▸ **Task data**:

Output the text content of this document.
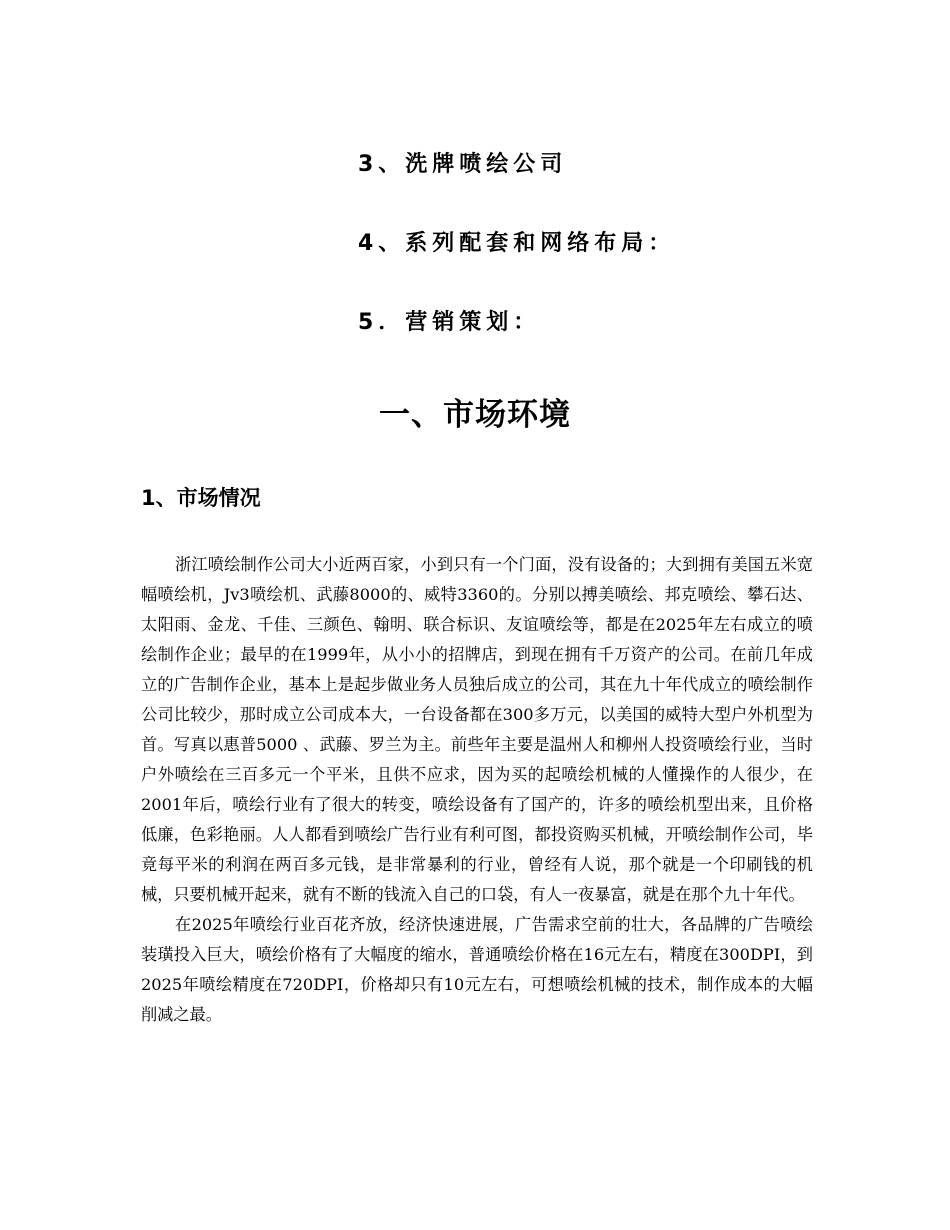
3、洗牌喷绘公司
4、系列配套和网络布局：
5．营销策划：
一、市场环境
1、市场情况

浙江喷绘制作公司大小近两百家，小到只有一个门面，没有设备的；大到拥有美国五米宽幅喷绘机，Jv3喷绘机、武藤8000的、威特3360的。分别以搏美喷绘、邦克喷绘、攀石达、太阳雨、金龙、千佳、三颜色、翰明、联合标识、友谊喷绘等，都是在2025年左右成立的喷绘制作企业；最早的在1999年，从小小的招牌店，到现在拥有千万资产的公司。在前几年成立的广告制作企业，基本上是起步做业务人员独后成立的公司，其在九十年代成立的喷绘制作公司比较少，那时成立公司成本大，一台设备都在300多万元，以美国的威特大型户外机型为首。写真以惠普5000 、武藤、罗兰为主。前些年主要是温州人和柳州人投资喷绘行业，当时户外喷绘在三百多元一个平米，且供不应求，因为买的起喷绘机械的人懂操作的人很少，在2001年后，喷绘行业有了很大的转变，喷绘设备有了国产的，许多的喷绘机型出来，且价格低廉，色彩艳丽。人人都看到喷绘广告行业有利可图，都投资购买机械，开喷绘制作公司，毕竟每平米的利润在两百多元钱，是非常暴利的行业，曾经有人说，那个就是一个印刷钱的机械，只要机械开起来，就有不断的钱流入自己的口袋，有人一夜暴富，就是在那个九十年代。

在2025年喷绘行业百花齐放，经济快速进展，广告需求空前的壮大，各品牌的广告喷绘装璜投入巨大，喷绘价格有了大幅度的缩水，普通喷绘价格在16元左右，精度在300DPI，到2025年喷绘精度在720DPI，价格却只有10元左右，可想喷绘机械的技术，制作成本的大幅削减之最。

▸ **Given task**:
Transcribe the records verbatim and omit the images.

▸ **Response to this exercise**:
Output the text content of this document.
3、洗牌喷绘公司
4、系列配套和网络布局：
5．营销策划：
一、市场环境
1、市场情况

浙江喷绘制作公司大小近两百家，小到只有一个门面，没有设备的；大到拥有美国五米宽幅喷绘机，Jv3喷绘机、武藤8000的、威特3360的。分别以搏美喷绘、邦克喷绘、攀石达、太阳雨、金龙、千佳、三颜色、翰明、联合标识、友谊喷绘等，都是在2025年左右成立的喷绘制作企业；最早的在1999年，从小小的招牌店，到现在拥有千万资产的公司。在前几年成立的广告制作企业，基本上是起步做业务人员独后成立的公司，其在九十年代成立的喷绘制作公司比较少，那时成立公司成本大，一台设备都在300多万元，以美国的威特大型户外机型为首。写真以惠普5000 、武藤、罗兰为主。前些年主要是温州人和柳州人投资喷绘行业，当时户外喷绘在三百多元一个平米，且供不应求，因为买的起喷绘机械的人懂操作的人很少，在2001年后，喷绘行业有了很大的转变，喷绘设备有了国产的，许多的喷绘机型出来，且价格低廉，色彩艳丽。人人都看到喷绘广告行业有利可图，都投资购买机械，开喷绘制作公司，毕竟每平米的利润在两百多元钱，是非常暴利的行业，曾经有人说，那个就是一个印刷钱的机械，只要机械开起来，就有不断的钱流入自己的口袋，有人一夜暴富，就是在那个九十年代。

在2025年喷绘行业百花齐放，经济快速进展，广告需求空前的壮大，各品牌的广告喷绘装璜投入巨大，喷绘价格有了大幅度的缩水，普通喷绘价格在16元左右，精度在300DPI，到2025年喷绘精度在720DPI，价格却只有10元左右，可想喷绘机械的技术，制作成本的大幅削减之最。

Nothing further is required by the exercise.